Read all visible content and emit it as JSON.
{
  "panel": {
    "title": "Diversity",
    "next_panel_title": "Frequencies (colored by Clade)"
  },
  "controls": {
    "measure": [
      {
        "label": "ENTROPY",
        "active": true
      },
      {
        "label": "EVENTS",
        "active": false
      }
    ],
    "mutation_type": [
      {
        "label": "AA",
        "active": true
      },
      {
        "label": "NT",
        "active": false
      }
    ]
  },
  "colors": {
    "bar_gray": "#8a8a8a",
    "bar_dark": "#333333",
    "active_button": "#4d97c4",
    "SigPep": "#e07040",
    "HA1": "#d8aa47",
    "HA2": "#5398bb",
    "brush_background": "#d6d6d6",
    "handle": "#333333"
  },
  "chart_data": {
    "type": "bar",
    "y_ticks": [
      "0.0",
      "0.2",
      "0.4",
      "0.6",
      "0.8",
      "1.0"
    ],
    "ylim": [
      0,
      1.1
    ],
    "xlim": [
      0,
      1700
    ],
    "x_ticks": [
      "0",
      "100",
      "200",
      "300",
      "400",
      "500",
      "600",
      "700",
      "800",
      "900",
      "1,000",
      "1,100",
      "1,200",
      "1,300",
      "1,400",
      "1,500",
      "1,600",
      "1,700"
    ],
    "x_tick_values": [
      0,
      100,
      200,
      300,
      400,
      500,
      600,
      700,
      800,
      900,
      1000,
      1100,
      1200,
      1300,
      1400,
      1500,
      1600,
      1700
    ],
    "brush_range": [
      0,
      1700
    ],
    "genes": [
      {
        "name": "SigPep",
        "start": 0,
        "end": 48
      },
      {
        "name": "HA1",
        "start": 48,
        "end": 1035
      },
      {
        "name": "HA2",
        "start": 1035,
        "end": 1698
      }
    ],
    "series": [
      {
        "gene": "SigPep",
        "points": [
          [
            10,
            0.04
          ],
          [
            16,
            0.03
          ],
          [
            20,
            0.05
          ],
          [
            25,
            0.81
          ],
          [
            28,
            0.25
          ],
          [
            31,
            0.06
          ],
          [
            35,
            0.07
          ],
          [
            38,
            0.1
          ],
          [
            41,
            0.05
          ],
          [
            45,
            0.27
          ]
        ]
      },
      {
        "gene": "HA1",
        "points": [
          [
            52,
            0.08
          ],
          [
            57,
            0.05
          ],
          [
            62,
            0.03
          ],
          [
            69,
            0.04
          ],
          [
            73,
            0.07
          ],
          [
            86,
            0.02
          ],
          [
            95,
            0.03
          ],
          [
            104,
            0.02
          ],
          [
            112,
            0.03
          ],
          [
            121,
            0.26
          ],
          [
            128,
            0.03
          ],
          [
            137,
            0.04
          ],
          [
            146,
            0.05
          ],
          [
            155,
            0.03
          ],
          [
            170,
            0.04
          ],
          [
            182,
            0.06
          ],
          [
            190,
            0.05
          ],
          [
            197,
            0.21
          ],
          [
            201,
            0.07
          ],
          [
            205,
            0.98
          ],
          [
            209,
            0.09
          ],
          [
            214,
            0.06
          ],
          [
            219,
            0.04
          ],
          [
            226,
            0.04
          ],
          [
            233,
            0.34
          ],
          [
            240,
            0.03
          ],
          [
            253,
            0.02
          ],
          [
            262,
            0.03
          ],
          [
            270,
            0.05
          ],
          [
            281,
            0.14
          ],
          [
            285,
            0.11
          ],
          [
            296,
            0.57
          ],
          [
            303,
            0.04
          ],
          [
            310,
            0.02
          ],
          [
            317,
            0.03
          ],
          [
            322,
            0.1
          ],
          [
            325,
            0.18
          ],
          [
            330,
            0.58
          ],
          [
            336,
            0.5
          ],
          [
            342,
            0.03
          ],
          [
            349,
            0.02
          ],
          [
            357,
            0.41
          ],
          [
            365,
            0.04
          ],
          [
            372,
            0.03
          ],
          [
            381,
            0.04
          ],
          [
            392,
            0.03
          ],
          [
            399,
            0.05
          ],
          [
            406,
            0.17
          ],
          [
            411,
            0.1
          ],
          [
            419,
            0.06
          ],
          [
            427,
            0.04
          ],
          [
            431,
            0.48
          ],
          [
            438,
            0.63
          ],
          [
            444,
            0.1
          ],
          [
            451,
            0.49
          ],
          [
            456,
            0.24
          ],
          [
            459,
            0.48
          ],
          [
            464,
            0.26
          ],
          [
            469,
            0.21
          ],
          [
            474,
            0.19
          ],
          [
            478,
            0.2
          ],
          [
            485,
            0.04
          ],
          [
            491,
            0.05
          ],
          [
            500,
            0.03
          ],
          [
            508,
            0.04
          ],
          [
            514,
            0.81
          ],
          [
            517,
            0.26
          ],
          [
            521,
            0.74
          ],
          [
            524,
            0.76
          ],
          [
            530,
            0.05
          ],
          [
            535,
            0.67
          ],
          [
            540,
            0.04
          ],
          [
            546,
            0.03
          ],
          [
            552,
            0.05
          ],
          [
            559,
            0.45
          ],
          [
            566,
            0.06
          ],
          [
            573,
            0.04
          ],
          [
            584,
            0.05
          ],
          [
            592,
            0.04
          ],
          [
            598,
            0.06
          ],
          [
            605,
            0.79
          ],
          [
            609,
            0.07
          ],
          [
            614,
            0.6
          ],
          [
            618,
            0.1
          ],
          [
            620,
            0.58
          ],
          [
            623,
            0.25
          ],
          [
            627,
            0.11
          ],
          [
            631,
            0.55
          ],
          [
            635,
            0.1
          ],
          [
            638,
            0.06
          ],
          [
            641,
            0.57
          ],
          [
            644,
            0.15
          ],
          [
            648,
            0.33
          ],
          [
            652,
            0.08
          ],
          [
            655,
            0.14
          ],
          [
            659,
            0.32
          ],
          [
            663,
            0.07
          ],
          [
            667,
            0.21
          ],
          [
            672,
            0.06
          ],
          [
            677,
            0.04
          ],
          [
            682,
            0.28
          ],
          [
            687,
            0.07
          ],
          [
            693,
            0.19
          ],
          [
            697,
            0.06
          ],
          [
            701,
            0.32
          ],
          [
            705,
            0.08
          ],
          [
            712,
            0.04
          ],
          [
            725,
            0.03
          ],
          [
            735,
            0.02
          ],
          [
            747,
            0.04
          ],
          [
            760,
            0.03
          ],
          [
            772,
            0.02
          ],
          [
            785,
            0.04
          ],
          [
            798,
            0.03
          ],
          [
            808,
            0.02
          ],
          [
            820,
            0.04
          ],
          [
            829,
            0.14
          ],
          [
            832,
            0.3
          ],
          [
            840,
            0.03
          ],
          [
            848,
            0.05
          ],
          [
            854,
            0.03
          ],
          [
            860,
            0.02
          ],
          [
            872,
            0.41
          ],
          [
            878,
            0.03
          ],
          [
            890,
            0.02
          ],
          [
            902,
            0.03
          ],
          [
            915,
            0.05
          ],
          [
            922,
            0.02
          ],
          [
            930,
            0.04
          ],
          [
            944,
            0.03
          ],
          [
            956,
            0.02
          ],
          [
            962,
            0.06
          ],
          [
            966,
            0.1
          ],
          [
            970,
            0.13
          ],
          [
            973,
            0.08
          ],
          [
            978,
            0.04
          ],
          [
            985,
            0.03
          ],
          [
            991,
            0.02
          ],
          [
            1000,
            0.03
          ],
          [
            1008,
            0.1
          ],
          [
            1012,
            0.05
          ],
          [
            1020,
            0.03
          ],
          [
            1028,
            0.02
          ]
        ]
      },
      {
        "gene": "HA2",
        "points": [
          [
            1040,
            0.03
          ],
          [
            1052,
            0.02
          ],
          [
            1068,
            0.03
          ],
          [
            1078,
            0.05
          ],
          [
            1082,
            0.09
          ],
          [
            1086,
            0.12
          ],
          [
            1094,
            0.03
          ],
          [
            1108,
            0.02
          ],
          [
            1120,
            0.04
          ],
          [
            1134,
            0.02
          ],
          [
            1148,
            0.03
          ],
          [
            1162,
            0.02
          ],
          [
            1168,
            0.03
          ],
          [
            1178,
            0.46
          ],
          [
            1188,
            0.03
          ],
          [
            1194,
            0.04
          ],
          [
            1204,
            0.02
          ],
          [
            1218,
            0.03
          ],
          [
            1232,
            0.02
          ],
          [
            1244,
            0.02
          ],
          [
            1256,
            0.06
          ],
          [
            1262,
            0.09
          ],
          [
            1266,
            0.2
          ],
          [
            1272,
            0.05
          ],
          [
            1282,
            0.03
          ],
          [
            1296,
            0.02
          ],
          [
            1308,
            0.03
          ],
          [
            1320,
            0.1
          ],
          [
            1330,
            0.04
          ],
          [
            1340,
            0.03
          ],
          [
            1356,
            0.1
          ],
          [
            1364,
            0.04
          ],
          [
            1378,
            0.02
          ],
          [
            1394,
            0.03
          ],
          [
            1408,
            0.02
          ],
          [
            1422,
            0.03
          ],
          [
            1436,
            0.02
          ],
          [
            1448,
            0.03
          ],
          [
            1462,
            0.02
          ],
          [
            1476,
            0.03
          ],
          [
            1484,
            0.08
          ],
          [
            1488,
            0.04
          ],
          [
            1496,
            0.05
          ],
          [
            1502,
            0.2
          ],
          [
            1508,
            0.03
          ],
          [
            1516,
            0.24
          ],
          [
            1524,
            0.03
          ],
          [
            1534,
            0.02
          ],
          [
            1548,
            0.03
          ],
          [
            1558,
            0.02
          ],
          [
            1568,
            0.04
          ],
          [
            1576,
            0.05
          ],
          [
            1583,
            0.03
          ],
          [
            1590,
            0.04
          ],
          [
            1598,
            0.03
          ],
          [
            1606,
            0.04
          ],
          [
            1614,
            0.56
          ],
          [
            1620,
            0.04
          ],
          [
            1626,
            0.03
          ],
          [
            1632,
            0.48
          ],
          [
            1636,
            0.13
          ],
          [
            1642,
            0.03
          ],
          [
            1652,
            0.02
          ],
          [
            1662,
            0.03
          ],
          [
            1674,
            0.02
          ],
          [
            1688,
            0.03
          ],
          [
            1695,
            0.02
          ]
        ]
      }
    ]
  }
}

:: Problem ::
Look at the records above. Copy every line where the string "SigPep" occurs.

:: Exercise output ::
    "SigPep": "#e07040",
        "name": "SigPep",
        "gene": "SigPep",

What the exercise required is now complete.